=== GIVEN REQUEST ===
Wherever the word "sites" appears in a line, extract that line.

## BEGIN

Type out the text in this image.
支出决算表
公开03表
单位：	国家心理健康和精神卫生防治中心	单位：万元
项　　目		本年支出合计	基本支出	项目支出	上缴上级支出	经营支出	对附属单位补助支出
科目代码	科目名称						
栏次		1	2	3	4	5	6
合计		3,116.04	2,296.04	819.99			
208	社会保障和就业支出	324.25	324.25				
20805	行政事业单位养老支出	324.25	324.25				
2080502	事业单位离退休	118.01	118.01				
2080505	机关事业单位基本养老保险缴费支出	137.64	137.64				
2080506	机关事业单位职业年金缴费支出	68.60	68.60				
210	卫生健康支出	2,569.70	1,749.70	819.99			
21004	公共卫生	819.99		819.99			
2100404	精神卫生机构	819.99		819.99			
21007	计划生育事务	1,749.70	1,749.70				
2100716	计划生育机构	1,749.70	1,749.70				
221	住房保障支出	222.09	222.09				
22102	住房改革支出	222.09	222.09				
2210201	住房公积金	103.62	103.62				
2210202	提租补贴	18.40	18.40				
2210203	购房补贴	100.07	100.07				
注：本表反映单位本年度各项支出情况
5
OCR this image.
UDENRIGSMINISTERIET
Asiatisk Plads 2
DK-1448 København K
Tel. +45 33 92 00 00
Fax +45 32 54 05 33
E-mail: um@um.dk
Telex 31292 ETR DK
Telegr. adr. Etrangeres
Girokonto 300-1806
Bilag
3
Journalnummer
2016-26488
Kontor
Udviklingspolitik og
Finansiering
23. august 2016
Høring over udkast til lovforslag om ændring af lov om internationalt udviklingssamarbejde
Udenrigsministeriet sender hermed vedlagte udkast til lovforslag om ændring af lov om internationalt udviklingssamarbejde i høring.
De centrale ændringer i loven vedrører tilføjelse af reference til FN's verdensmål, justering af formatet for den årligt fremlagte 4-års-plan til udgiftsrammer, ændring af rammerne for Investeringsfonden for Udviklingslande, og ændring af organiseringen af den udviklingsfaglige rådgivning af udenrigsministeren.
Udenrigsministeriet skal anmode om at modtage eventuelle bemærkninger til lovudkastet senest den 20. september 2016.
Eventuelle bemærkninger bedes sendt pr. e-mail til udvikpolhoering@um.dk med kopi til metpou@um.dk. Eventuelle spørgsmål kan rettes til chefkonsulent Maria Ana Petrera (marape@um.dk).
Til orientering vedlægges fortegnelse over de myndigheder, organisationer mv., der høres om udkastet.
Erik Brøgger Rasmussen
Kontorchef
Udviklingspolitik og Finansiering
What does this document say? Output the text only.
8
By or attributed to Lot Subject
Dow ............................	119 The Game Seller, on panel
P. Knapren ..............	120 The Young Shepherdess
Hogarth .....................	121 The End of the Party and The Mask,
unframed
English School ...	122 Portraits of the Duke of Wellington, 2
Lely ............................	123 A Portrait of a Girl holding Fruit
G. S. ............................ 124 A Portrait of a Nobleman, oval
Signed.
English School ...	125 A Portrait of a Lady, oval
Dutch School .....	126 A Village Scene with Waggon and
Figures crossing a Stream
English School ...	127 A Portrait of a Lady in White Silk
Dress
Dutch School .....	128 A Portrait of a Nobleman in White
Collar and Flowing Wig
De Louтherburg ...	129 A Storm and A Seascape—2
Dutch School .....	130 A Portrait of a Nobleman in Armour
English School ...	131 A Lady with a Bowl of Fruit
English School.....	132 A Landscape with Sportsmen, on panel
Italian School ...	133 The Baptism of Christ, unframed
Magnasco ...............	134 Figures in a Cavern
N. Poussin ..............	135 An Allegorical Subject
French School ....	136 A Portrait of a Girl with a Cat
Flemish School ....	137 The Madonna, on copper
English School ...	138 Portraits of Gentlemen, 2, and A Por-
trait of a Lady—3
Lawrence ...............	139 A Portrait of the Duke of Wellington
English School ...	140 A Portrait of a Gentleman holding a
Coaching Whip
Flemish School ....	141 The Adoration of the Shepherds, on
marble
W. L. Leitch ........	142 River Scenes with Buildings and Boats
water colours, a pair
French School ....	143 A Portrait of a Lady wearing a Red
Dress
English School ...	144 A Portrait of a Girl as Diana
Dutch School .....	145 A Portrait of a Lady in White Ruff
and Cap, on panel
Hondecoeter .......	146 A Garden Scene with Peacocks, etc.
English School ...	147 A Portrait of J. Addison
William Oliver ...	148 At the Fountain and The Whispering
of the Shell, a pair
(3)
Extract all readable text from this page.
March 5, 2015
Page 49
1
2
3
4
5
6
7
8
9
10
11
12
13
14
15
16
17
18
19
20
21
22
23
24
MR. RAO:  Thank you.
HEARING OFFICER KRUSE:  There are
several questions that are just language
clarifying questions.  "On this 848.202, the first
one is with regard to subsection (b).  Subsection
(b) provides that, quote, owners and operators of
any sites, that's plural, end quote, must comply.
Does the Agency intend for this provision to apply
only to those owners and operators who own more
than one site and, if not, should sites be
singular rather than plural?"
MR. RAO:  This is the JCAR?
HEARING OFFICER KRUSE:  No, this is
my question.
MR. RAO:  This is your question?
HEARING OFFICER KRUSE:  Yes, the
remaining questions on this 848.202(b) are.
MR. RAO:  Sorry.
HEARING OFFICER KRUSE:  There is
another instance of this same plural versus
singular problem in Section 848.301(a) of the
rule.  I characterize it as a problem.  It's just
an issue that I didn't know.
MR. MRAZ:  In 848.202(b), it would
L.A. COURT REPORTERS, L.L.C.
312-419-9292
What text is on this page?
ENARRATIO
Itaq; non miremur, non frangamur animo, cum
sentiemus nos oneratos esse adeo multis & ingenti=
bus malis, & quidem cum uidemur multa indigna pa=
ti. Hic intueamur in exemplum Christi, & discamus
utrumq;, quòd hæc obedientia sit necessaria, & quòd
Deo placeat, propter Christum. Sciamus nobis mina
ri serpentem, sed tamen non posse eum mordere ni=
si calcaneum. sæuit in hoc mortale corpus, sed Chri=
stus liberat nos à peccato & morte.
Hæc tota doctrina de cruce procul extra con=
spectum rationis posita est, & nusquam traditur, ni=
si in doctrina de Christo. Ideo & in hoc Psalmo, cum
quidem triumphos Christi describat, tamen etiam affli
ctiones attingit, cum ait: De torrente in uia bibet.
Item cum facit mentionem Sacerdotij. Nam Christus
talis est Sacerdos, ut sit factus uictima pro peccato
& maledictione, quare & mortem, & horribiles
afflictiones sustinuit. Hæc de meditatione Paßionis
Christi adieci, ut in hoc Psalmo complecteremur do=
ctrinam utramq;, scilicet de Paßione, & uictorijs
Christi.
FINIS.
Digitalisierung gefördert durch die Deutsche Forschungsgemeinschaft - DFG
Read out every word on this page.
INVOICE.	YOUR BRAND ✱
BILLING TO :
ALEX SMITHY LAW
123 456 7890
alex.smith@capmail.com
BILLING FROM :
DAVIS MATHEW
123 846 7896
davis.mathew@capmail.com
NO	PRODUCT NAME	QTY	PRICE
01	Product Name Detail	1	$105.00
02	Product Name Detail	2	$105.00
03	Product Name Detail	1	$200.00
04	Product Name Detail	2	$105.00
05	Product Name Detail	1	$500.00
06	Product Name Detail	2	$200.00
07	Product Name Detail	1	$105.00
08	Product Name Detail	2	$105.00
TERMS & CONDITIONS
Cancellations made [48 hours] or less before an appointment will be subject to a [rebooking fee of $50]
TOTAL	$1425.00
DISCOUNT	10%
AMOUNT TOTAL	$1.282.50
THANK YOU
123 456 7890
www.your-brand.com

## END

=== ANSWER IN FULL ===
any sites, that's plural, end quote, must comply.
than one site and, if not, should sites be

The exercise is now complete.